[Extracted data entries]
■ ■ ■ ■ ■
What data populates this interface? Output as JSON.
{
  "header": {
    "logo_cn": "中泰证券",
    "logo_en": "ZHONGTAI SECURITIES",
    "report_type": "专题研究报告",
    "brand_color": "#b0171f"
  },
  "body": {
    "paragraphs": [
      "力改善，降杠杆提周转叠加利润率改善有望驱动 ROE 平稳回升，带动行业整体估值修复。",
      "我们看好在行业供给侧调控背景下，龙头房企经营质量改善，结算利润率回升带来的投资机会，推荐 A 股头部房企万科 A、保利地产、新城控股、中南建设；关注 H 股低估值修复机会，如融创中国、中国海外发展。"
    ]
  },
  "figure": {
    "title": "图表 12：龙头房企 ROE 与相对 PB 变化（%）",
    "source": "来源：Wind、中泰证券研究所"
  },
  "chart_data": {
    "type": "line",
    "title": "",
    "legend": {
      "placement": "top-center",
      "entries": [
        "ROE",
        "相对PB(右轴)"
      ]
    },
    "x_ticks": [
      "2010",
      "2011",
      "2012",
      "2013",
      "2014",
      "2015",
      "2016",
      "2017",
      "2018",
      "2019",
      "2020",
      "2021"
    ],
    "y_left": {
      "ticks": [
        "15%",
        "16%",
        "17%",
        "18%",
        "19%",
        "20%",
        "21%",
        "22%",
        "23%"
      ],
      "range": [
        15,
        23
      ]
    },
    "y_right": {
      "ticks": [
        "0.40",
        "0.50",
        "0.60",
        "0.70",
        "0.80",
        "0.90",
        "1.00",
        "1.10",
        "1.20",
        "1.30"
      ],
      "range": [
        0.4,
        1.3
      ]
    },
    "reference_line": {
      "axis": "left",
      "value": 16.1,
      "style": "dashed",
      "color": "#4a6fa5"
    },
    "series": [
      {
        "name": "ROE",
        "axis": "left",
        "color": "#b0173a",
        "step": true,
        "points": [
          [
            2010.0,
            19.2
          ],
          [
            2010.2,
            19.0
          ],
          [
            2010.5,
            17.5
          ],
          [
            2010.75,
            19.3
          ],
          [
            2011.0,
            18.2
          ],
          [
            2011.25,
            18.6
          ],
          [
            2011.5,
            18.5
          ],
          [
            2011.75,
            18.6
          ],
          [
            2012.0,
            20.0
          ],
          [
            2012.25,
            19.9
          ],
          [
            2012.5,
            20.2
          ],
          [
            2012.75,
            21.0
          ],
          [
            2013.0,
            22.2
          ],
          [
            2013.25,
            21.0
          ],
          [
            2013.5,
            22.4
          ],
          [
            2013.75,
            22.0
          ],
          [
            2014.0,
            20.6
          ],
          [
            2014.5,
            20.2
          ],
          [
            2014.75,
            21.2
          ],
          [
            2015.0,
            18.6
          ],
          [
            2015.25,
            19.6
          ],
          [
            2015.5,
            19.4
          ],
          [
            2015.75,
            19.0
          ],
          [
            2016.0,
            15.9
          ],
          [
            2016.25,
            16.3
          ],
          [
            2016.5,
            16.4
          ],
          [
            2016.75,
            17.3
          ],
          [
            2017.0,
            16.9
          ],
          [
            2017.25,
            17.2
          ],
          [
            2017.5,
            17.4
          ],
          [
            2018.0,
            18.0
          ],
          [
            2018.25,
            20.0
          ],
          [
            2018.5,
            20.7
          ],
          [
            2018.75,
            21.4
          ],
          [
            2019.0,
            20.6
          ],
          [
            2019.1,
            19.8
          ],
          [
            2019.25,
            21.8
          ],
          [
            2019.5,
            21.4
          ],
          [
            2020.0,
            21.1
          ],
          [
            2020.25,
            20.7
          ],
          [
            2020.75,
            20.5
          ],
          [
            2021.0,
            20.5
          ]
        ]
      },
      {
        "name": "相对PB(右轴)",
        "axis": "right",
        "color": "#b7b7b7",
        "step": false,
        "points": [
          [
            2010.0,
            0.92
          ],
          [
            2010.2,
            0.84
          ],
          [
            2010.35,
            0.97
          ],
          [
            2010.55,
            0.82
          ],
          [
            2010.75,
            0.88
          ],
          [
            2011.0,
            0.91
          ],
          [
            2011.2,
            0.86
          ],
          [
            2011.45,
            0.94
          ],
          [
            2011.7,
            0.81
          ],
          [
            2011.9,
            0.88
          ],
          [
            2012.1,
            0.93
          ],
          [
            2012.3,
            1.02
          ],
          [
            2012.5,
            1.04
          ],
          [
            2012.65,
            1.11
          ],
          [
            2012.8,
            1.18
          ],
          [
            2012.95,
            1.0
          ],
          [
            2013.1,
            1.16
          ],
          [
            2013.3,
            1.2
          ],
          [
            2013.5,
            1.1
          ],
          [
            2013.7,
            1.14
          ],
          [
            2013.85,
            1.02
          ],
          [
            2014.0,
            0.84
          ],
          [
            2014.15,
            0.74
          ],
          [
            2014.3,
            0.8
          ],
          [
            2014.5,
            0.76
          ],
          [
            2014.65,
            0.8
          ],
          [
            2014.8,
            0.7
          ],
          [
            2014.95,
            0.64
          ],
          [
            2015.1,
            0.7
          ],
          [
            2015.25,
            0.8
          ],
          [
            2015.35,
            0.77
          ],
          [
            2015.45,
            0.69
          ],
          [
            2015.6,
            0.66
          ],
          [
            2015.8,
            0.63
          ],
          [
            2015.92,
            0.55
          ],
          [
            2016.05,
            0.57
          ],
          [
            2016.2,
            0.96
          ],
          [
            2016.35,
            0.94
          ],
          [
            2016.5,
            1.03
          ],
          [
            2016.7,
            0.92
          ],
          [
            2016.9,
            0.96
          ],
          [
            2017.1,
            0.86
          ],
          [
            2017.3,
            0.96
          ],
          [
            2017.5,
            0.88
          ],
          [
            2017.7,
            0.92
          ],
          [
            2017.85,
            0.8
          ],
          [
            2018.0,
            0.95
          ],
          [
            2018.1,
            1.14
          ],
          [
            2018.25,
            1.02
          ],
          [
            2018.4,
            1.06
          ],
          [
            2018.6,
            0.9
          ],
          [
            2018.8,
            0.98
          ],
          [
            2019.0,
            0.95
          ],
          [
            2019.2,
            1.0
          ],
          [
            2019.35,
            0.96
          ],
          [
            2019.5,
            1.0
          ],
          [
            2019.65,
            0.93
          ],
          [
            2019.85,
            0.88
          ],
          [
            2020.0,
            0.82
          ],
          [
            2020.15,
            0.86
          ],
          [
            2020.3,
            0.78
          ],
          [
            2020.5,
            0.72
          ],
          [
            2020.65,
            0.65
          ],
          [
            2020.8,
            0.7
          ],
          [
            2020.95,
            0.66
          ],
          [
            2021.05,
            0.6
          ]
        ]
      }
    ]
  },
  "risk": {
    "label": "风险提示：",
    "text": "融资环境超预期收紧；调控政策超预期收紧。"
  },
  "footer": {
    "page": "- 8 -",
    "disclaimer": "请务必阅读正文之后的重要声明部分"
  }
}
■ ■ ■ ■ ■
- Task to carry out -
Go through the listing and print each line exactly as it appears.

- Response for this exercise -
What data populates this interface? Output as JSON.
{
  "header": {
    "logo_cn": "中泰证券",
    "logo_en": "ZHONGTAI SECURITIES",
    "report_type": "专题研究报告",
    "brand_color": "#b0171f"
  },
  "body": {
    "paragraphs": [
      "力改善，降杠杆提周转叠加利润率改善有望驱动 ROE 平稳回升，带动行业整体估值修复。",
      "我们看好在行业供给侧调控背景下，龙头房企经营质量改善，结算利润率回升带来的投资机会，推荐 A 股头部房企万科 A、保利地产、新城控股、中南建设；关注 H 股低估值修复机会，如融创中国、中国海外发展。"
    ]
  },
  "figure": {
    "title": "图表 12：龙头房企 ROE 与相对 PB 变化（%）",
    "source": "来源：Wind、中泰证券研究所"
  },
  "chart_data": {
    "type": "line",
    "title": "",
    "legend": {
      "placement": "top-center",
      "entries": [
        "ROE",
        "相对PB(右轴)"
      ]
    },
    "x_ticks": [
      "2010",
      "2011",
      "2012",
      "2013",
      "2014",
      "2015",
      "2016",
      "2017",
      "2018",
      "2019",
      "2020",
      "2021"
    ],
    "y_left": {
      "ticks": [
        "15%",
        "16%",
        "17%",
        "18%",
        "19%",
        "20%",
        "21%",
        "22%",
        "23%"
      ],
      "range": [
        15,
        23
      ]
    },
    "y_right": {
      "ticks": [
        "0.40",
        "0.50",
        "0.60",
        "0.70",
        "0.80",
        "0.90",
        "1.00",
        "1.10",
        "1.20",
        "1.30"
      ],
      "range": [
        0.4,
        1.3
      ]
    },
    "reference_line": {
      "axis": "left",
      "value": 16.1,
      "style": "dashed",
      "color": "#4a6fa5"
    },
    "series": [
      {
        "name": "ROE",
        "axis": "left",
        "color": "#b0173a",
        "step": true,
        "points": [
          [
            2010.0,
            19.2
          ],
          [
            2010.2,
            19.0
          ],
          [
            2010.5,
            17.5
          ],
          [
            2010.75,
            19.3
          ],
          [
            2011.0,
            18.2
          ],
          [
            2011.25,
            18.6
          ],
          [
            2011.5,
            18.5
          ],
          [
            2011.75,
            18.6
          ],
          [
            2012.0,
            20.0
          ],
          [
            2012.25,
            19.9
          ],
          [
            2012.5,
            20.2
          ],
          [
            2012.75,
            21.0
          ],
          [
            2013.0,
            22.2
          ],
          [
            2013.25,
            21.0
          ],
          [
            2013.5,
            22.4
          ],
          [
            2013.75,
            22.0
          ],
          [
            2014.0,
            20.6
          ],
          [
            2014.5,
            20.2
          ],
          [
            2014.75,
            21.2
          ],
          [
            2015.0,
            18.6
          ],
          [
            2015.25,
            19.6
          ],
          [
            2015.5,
            19.4
          ],
          [
            2015.75,
            19.0
          ],
          [
            2016.0,
            15.9
          ],
          [
            2016.25,
            16.3
          ],
          [
            2016.5,
            16.4
          ],
          [
            2016.75,
            17.3
          ],
          [
            2017.0,
            16.9
          ],
          [
            2017.25,
            17.2
          ],
          [
            2017.5,
            17.4
          ],
          [
            2018.0,
            18.0
          ],
          [
            2018.25,
            20.0
          ],
          [
            2018.5,
            20.7
          ],
          [
            2018.75,
            21.4
          ],
          [
            2019.0,
            20.6
          ],
          [
            2019.1,
            19.8
          ],
          [
            2019.25,
            21.8
          ],
          [
            2019.5,
            21.4
          ],
          [
            2020.0,
            21.1
          ],
          [
            2020.25,
            20.7
          ],
          [
            2020.75,
            20.5
          ],
          [
            2021.0,
            20.5
          ]
        ]
      },
      {
        "name": "相对PB(右轴)",
        "axis": "right",
        "color": "#b7b7b7",
        "step": false,
        "points": [
          [
            2010.0,
            0.92
          ],
          [
            2010.2,
            0.84
          ],
          [
            2010.35,
            0.97
          ],
          [
            2010.55,
            0.82
          ],
          [
            2010.75,
            0.88
          ],
          [
            2011.0,
            0.91
          ],
          [
            2011.2,
            0.86
          ],
          [
            2011.45,
            0.94
          ],
          [
            2011.7,
            0.81
          ],
          [
            2011.9,
            0.88
          ],
          [
            2012.1,
            0.93
          ],
          [
            2012.3,
            1.02
          ],
          [
            2012.5,
            1.04
          ],
          [
            2012.65,
            1.11
          ],
          [
            2012.8,
            1.18
          ],
          [
            2012.95,
            1.0
          ],
          [
            2013.1,
            1.16
          ],
          [
            2013.3,
            1.2
          ],
          [
            2013.5,
            1.1
          ],
          [
            2013.7,
            1.14
          ],
          [
            2013.85,
            1.02
          ],
          [
            2014.0,
            0.84
          ],
          [
            2014.15,
            0.74
          ],
          [
            2014.3,
            0.8
          ],
          [
            2014.5,
            0.76
          ],
          [
            2014.65,
            0.8
          ],
          [
            2014.8,
            0.7
          ],
          [
            2014.95,
            0.64
          ],
          [
            2015.1,
            0.7
          ],
          [
            2015.25,
            0.8
          ],
          [
            2015.35,
            0.77
          ],
          [
            2015.45,
            0.69
          ],
          [
            2015.6,
            0.66
          ],
          [
            2015.8,
            0.63
          ],
          [
            2015.92,
            0.55
          ],
          [
            2016.05,
            0.57
          ],
          [
            2016.2,
            0.96
          ],
          [
            2016.35,
            0.94
          ],
          [
            2016.5,
            1.03
          ],
          [
            2016.7,
            0.92
          ],
          [
            2016.9,
            0.96
          ],
          [
            2017.1,
            0.86
          ],
          [
            2017.3,
            0.96
          ],
          [
            2017.5,
            0.88
          ],
          [
            2017.7,
            0.92
          ],
          [
            2017.85,
            0.8
          ],
          [
            2018.0,
            0.95
          ],
          [
            2018.1,
            1.14
          ],
          [
            2018.25,
            1.02
          ],
          [
            2018.4,
            1.06
          ],
          [
            2018.6,
            0.9
          ],
          [
            2018.8,
            0.98
          ],
          [
            2019.0,
            0.95
          ],
          [
            2019.2,
            1.0
          ],
          [
            2019.35,
            0.96
          ],
          [
            2019.5,
            1.0
          ],
          [
            2019.65,
            0.93
          ],
          [
            2019.85,
            0.88
          ],
          [
            2020.0,
            0.82
          ],
          [
            2020.15,
            0.86
          ],
          [
            2020.3,
            0.78
          ],
          [
            2020.5,
            0.72
          ],
          [
            2020.65,
            0.65
          ],
          [
            2020.8,
            0.7
          ],
          [
            2020.95,
            0.66
          ],
          [
            2021.05,
            0.6
          ]
        ]
      }
    ]
  },
  "risk": {
    "label": "风险提示：",
    "text": "融资环境超预期收紧；调控政策超预期收紧。"
  },
  "footer": {
    "page": "- 8 -",
    "disclaimer": "请务必阅读正文之后的重要声明部分"
  }
}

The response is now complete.